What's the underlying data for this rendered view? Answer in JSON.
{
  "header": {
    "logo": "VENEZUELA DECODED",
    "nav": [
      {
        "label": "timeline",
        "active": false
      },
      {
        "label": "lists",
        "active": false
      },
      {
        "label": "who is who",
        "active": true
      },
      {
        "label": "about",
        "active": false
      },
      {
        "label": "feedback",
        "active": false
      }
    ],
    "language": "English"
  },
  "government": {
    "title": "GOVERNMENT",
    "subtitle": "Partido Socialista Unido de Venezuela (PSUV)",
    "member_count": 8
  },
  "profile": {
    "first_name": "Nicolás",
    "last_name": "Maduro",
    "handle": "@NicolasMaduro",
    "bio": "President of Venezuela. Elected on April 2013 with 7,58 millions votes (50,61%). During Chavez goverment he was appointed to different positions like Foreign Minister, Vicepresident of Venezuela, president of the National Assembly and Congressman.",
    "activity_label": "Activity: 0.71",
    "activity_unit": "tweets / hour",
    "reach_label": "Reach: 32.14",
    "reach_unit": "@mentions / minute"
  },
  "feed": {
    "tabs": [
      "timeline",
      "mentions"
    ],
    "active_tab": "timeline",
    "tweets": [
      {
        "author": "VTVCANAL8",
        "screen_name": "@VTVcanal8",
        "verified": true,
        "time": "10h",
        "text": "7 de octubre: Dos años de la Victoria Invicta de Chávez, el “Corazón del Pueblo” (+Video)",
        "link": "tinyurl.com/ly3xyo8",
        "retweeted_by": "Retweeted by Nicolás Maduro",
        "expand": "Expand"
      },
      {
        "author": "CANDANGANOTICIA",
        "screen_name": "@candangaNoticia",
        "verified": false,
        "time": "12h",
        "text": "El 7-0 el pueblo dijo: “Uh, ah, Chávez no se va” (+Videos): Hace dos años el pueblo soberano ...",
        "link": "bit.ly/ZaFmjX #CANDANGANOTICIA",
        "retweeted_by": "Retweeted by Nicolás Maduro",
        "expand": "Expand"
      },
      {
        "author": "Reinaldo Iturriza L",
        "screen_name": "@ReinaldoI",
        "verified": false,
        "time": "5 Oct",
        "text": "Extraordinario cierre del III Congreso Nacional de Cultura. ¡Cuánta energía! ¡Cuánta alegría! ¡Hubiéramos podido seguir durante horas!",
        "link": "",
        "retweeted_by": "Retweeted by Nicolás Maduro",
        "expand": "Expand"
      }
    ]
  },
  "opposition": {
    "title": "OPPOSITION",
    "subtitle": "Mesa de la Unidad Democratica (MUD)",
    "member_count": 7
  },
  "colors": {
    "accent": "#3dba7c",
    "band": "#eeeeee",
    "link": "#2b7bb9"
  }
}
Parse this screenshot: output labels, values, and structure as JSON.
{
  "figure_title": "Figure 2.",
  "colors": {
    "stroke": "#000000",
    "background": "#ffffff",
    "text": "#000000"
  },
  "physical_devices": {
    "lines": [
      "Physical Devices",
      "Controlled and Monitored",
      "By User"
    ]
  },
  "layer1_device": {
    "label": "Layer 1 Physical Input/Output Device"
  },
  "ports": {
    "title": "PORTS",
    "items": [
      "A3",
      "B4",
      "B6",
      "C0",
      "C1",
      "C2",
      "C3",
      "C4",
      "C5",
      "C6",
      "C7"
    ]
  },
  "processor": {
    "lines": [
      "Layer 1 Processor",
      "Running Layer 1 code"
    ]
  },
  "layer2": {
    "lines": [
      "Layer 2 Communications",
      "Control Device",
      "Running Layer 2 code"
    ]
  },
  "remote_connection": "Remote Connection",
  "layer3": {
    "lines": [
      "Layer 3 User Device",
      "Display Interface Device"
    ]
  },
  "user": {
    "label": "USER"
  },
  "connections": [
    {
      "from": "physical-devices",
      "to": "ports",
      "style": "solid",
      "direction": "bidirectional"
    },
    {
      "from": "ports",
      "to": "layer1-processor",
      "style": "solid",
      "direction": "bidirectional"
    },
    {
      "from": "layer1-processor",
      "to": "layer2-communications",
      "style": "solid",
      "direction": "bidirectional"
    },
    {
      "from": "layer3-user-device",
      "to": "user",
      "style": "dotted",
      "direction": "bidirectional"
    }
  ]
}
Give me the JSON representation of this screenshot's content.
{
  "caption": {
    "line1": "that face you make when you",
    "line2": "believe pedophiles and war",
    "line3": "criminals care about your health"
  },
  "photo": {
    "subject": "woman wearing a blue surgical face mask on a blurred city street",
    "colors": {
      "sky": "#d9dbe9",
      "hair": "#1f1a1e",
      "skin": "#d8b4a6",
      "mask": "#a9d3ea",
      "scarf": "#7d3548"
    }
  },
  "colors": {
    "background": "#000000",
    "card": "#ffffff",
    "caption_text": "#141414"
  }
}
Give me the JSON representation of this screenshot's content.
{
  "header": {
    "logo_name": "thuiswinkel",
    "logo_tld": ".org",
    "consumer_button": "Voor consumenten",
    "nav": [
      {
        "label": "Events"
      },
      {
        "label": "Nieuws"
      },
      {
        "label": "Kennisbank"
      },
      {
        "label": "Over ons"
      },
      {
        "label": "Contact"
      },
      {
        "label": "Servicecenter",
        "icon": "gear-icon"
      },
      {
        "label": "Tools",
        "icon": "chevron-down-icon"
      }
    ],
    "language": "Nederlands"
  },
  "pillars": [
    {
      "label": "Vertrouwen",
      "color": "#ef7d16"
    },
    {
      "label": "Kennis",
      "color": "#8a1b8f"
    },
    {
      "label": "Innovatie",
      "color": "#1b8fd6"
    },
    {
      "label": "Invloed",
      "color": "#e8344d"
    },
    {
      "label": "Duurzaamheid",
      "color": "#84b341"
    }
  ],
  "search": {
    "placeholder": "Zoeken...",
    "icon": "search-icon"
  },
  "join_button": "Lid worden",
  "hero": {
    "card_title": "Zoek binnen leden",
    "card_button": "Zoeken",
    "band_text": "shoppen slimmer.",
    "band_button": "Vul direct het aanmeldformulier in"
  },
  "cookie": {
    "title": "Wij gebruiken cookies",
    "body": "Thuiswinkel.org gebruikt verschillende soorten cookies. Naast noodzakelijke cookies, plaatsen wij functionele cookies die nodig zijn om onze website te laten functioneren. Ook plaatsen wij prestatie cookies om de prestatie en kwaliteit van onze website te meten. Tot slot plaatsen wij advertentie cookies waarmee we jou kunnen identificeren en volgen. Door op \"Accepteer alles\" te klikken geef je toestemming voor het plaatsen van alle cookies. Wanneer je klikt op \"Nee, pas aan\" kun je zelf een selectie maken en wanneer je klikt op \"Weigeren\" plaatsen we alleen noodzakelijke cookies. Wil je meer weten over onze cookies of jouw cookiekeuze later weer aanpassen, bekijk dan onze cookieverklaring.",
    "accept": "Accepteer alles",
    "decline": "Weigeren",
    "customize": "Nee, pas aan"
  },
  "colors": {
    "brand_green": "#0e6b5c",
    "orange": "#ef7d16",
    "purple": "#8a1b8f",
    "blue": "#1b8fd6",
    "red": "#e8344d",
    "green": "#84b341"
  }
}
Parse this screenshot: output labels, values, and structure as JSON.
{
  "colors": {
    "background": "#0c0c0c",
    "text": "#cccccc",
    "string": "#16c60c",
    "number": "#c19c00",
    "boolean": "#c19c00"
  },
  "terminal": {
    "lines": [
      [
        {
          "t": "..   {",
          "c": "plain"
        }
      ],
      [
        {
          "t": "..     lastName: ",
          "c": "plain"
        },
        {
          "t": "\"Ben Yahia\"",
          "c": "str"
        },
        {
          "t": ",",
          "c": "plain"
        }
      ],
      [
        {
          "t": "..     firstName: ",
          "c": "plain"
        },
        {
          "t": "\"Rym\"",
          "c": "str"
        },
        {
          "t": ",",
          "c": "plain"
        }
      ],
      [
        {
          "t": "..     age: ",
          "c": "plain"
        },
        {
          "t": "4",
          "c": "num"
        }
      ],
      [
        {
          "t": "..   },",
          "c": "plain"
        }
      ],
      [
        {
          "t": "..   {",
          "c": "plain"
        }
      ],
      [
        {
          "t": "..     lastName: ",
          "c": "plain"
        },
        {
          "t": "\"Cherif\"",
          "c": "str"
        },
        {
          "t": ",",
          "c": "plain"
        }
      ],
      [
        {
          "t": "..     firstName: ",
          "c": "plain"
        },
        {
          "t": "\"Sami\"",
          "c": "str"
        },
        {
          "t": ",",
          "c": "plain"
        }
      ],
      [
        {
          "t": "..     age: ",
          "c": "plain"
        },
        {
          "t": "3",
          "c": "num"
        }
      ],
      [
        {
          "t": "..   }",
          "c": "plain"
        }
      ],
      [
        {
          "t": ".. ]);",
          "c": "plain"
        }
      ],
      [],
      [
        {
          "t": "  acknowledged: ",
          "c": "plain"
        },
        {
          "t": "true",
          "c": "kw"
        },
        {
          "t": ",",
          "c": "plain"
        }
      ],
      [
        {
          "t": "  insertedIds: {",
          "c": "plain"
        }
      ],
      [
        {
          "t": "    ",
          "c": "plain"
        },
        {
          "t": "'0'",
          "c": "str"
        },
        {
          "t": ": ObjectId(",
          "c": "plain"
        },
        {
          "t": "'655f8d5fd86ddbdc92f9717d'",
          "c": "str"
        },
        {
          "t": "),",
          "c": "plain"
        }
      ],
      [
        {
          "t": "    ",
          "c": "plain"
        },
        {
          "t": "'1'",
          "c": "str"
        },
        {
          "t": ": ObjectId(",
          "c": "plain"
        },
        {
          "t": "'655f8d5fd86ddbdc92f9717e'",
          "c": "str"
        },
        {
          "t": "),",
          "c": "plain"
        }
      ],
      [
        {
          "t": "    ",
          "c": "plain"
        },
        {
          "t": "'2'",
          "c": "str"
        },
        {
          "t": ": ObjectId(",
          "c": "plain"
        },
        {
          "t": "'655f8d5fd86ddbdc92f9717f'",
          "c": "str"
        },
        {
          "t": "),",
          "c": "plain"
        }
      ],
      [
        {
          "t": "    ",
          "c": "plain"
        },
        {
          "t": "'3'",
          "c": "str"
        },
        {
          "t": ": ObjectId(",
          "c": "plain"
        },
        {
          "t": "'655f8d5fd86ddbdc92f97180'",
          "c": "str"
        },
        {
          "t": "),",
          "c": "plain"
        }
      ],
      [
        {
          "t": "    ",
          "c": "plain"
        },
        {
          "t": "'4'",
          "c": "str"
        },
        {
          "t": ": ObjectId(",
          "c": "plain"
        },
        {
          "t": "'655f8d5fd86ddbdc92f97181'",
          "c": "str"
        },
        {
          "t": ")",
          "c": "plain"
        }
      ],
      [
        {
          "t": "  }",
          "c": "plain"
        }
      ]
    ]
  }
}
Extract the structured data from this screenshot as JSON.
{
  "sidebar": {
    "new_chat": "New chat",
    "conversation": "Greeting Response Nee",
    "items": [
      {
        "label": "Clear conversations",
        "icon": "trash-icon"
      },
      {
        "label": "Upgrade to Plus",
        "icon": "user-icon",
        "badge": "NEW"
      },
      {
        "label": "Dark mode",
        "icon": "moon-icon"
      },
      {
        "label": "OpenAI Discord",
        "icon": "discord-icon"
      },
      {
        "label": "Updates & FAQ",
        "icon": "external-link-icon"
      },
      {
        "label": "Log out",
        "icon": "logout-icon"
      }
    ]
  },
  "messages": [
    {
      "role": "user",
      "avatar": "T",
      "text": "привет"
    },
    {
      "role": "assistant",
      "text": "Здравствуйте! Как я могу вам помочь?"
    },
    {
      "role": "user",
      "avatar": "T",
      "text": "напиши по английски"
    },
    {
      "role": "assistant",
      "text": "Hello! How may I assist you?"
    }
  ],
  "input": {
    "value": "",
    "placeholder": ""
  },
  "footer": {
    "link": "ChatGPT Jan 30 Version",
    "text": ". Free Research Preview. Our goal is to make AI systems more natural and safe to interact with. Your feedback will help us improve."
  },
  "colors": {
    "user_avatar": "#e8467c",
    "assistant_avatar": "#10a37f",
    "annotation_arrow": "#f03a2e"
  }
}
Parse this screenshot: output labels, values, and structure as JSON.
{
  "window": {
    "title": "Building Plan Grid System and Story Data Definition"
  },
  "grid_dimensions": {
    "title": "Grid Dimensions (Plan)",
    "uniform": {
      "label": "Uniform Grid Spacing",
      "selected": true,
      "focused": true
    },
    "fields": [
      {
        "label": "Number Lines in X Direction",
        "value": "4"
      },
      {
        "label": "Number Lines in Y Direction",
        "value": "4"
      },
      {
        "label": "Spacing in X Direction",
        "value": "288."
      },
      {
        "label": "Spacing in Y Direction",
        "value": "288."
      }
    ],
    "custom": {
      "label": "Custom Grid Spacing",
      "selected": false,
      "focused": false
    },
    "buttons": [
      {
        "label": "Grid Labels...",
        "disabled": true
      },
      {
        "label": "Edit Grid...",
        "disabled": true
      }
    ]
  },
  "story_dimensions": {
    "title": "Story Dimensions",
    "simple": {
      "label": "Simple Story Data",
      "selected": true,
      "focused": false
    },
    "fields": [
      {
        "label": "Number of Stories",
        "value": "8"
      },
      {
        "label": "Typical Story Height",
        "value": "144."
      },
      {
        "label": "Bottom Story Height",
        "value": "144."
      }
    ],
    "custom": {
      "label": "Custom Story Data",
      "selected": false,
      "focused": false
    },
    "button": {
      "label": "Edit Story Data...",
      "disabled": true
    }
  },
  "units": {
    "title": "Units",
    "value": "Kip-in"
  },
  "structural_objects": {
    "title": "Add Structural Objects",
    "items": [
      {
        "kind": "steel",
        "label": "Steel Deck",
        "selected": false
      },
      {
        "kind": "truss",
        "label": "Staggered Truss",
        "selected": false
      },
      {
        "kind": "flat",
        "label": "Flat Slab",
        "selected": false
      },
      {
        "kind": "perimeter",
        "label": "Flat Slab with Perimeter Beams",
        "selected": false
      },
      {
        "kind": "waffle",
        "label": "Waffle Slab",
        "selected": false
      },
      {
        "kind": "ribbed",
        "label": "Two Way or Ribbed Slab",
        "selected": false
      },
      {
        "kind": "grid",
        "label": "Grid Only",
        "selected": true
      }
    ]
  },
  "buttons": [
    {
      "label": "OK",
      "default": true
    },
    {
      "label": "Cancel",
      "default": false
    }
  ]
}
☆ ☆ ☆
Make a list of all lines in the data that contain "about".

        "label": "about",
    "line3": "criminals care about your health"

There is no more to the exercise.